- Task requirements
What follows is a set of entries. Give them again exactly, without the pictures.

- Task inputs

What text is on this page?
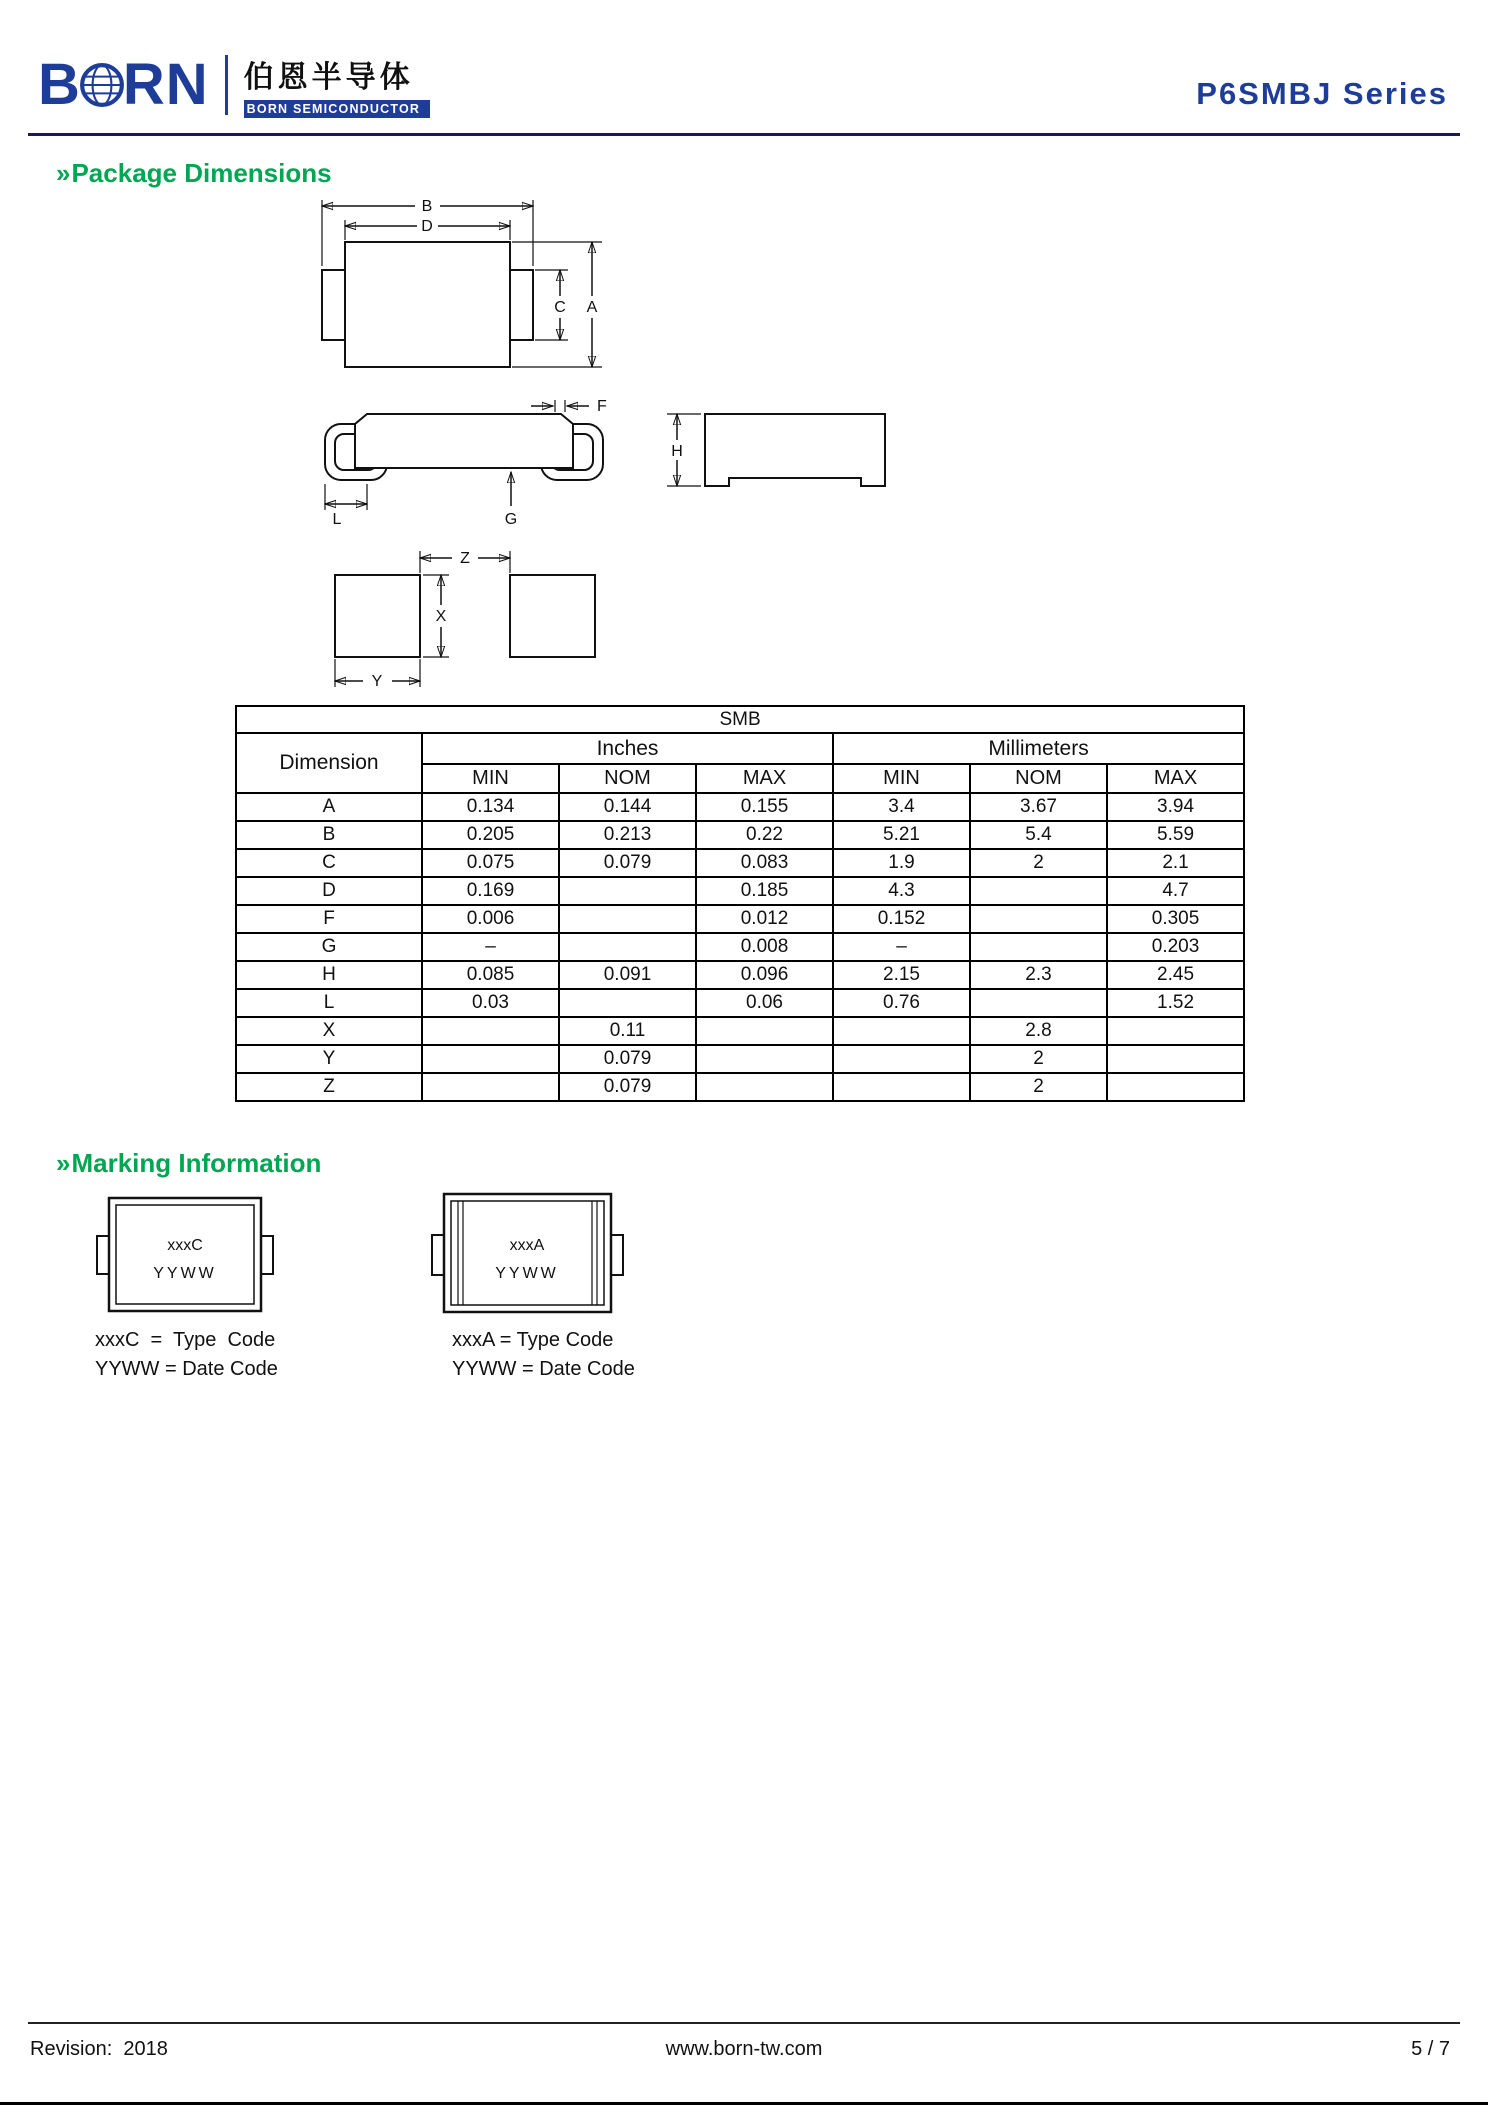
B RN 伯恩半导体
BORN SEMICONDUCTOR	P6SMBJ Series
» Package Dimensions
B
D
C A
F
G
L
H
Z
X
Y
SMB						
Dimension	Inches			Millimeters		
	MIN	NOM	MAX	MIN	NOM	MAX
A	0.134	0.144	0.155	3.4	3.67	3.94
B	0.205	0.213	0.22	5.21	5.4	5.59
C	0.075	0.079	0.083	1.9	2	2.1
D	0.169		0.185	4.3		4.7
F	0.006		0.012	0.152		0.305
G	–		0.008	–		0.203
H	0.085	0.091	0.096	2.15	2.3	2.45
L	0.03		0.06	0.76		1.52
X		0.11			2.8	
Y		0.079			2	
Z		0.079			2	
» Marking Information
xxxC
YYWW
xxxA
YYWW
xxxC  =  Type  Code
YYWW = Date Code
xxxA = Type Code
YYWW = Date Code
Revision:  2018	www.born-tw.com	5 / 7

- Full answer
What text is on this page?
B RN 伯恩半导体
BORN SEMICONDUCTOR	P6SMBJ Series
» Package Dimensions
B
D
C A
F
G
L
H
Z
X
Y
SMB						
Dimension	Inches			Millimeters		
	MIN	NOM	MAX	MIN	NOM	MAX
A	0.134	0.144	0.155	3.4	3.67	3.94
B	0.205	0.213	0.22	5.21	5.4	5.59
C	0.075	0.079	0.083	1.9	2	2.1
D	0.169		0.185	4.3		4.7
F	0.006		0.012	0.152		0.305
G	–		0.008	–		0.203
H	0.085	0.091	0.096	2.15	2.3	2.45
L	0.03		0.06	0.76		1.52
X		0.11			2.8	
Y		0.079			2	
Z		0.079			2	
» Marking Information
xxxC
YYWW
xxxA
YYWW
xxxC  =  Type  Code
YYWW = Date Code
xxxA = Type Code
YYWW = Date Code
Revision:  2018	www.born-tw.com	5 / 7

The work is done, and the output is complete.